_Records to process_

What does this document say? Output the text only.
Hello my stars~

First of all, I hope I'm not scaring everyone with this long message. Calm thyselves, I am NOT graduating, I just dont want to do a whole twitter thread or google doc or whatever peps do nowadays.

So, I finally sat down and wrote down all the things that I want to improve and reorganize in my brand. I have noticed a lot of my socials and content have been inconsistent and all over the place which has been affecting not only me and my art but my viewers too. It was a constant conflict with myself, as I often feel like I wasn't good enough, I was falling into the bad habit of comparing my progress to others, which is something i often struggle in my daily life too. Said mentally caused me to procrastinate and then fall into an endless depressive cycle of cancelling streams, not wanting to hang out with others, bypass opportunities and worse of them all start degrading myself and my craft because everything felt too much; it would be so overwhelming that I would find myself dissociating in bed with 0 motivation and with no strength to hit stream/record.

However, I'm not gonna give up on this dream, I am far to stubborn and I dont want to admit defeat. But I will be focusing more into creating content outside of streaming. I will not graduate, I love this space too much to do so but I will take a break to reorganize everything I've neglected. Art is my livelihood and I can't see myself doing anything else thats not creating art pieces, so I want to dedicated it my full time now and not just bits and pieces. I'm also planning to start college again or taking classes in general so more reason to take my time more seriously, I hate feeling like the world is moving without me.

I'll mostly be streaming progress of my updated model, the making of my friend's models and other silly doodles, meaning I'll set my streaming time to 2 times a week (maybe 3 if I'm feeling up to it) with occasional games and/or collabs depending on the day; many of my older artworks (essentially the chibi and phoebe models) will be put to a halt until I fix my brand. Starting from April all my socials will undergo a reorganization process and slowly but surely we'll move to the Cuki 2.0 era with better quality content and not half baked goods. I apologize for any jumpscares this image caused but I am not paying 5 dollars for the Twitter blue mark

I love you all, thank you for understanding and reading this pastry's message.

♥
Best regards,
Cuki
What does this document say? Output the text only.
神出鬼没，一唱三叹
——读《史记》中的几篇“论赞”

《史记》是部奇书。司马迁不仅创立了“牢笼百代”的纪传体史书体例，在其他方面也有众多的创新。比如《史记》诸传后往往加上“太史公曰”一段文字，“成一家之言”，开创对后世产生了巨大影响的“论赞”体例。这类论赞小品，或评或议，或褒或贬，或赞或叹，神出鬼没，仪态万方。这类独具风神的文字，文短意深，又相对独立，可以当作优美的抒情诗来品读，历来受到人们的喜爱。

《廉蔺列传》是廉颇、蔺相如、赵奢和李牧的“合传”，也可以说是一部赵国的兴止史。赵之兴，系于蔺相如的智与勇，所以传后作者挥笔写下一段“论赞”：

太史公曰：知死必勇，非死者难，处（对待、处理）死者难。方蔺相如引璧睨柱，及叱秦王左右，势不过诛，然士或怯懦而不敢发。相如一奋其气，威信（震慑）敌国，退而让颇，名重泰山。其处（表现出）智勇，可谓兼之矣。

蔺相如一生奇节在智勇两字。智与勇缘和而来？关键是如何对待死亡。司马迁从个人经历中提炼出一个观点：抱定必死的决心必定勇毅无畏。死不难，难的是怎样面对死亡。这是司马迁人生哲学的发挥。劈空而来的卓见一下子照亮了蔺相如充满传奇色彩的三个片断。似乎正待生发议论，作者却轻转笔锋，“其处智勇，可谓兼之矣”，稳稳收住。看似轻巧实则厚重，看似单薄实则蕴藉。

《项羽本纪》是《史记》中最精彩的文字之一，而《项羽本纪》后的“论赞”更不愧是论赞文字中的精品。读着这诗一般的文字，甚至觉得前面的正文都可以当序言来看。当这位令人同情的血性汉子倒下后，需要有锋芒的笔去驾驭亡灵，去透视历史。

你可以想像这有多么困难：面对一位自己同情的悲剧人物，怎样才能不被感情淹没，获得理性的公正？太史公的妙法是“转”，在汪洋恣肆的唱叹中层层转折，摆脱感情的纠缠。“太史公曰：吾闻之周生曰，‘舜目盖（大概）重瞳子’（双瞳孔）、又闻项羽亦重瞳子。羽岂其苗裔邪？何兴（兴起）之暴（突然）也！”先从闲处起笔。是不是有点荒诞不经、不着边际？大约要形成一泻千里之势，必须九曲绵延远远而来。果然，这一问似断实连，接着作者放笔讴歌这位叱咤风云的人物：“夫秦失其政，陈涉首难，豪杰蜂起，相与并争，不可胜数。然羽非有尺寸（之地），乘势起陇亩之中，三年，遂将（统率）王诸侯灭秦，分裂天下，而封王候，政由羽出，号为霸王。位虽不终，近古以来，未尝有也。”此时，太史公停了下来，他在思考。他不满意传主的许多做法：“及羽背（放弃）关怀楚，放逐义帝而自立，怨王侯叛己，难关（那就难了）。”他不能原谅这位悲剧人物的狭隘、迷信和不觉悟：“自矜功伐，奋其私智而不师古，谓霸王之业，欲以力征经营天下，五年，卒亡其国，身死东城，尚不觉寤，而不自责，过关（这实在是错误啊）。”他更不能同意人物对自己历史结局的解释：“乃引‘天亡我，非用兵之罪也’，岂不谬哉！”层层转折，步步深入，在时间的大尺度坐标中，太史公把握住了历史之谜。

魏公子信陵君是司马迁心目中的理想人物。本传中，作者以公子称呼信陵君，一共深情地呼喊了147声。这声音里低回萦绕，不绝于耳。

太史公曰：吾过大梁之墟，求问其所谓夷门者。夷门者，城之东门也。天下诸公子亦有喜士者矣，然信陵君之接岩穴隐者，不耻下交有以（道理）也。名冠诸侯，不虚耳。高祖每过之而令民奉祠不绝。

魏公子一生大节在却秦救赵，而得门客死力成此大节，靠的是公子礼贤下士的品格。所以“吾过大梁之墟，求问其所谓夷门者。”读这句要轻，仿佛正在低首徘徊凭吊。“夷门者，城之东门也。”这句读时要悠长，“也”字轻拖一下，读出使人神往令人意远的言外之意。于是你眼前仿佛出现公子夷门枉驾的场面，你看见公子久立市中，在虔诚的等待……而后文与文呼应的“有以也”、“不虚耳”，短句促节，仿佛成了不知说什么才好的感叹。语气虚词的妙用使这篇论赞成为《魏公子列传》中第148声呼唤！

_Exercise directions_
Report each line of the material above where the word "message" appears.

_Finished answer_
First of all, I hope I'm not scaring everyone with this long message. Calm thyselves, I am NOT graduating, I just dont want to do a whole twitter thread or google doc or whatever peps do nowadays.
I love you all, thank you for understanding and reading this pastry's message.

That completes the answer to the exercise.